> **TO DO**:
Decide whether each statement agrees with the sendmail post below, answering yes or no and quoting the words of the post that decide it. (a) Sendmail starts the delivery agent as soon as the recipient is given in the SMTP dialog. (b) Under the current interface, the delivery agent receives the message on stdin. (c) Sendmail has a way to tell the delivery agent to abort.

> **EXTRACT**:
-------------------------

In article <1158844382.708423.297310@h48g2000cwc.googlegroups .com>
"gymshoes" <jschueler@tqis.com> writes:
>
>As soon as the Recipient is specified in the SMTP dialog, sendmail must
>run through Ruleset 0 to determine by the mailer whether the w option
>is invoked. If the fork and exec operations also occur at this point,
>then a delivery agent exit code could trigger an RFC 821 message... if
>it exits immediately.
Well, it doesn't happen that way - sendmail doesn't invoke the delivery
agent until the SMTP transaction has been completed. Doing otherwise
would require a more sophisticated interface than the current
"specification" (i.e. recipients on commandline, message on stdin, give
exit code when delivery completed). E.g. the client may not complete (or
even arrive at) the DATA phase, in which case no message must be
delivered - but there is no way for sendmail to tell the delivery agent
to abort. (There are other issues too, like wanting to take advantage of
the delivery agent's capability to deliver to multiple recipients in one
go.)

-------------------------

> **STORED DATA**:
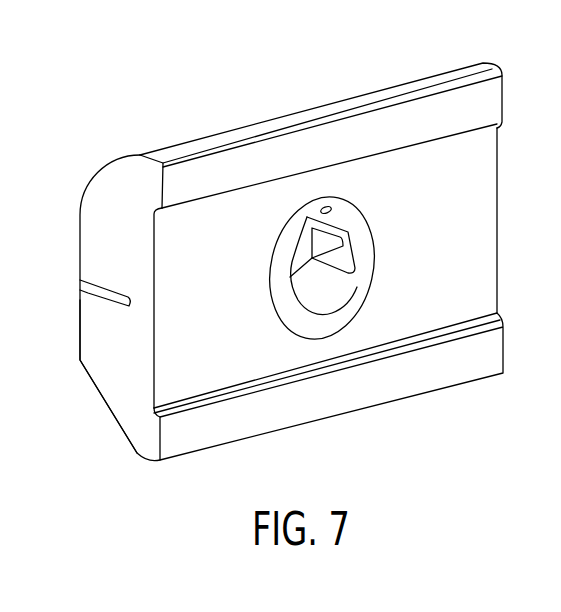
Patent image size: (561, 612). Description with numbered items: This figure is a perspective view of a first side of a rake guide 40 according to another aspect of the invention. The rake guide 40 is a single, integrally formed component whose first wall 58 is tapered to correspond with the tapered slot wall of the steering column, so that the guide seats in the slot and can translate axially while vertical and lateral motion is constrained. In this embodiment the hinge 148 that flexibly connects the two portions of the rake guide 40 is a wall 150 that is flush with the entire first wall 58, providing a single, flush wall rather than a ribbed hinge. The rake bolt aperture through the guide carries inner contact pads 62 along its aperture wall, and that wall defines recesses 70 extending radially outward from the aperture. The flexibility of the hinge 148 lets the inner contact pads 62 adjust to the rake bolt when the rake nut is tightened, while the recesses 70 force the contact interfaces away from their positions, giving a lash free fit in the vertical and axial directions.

-------------------------

> **SOLUTION FOR THIS PROBLEM**:
(a) No: "sendmail doesn't invoke the delivery agent until the SMTP transaction has been completed"
(b) Yes: "recipients on commandline, message on stdin, give exit code when delivery completed"
(c) No: "there is no way for sendmail to tell the delivery agent to abort"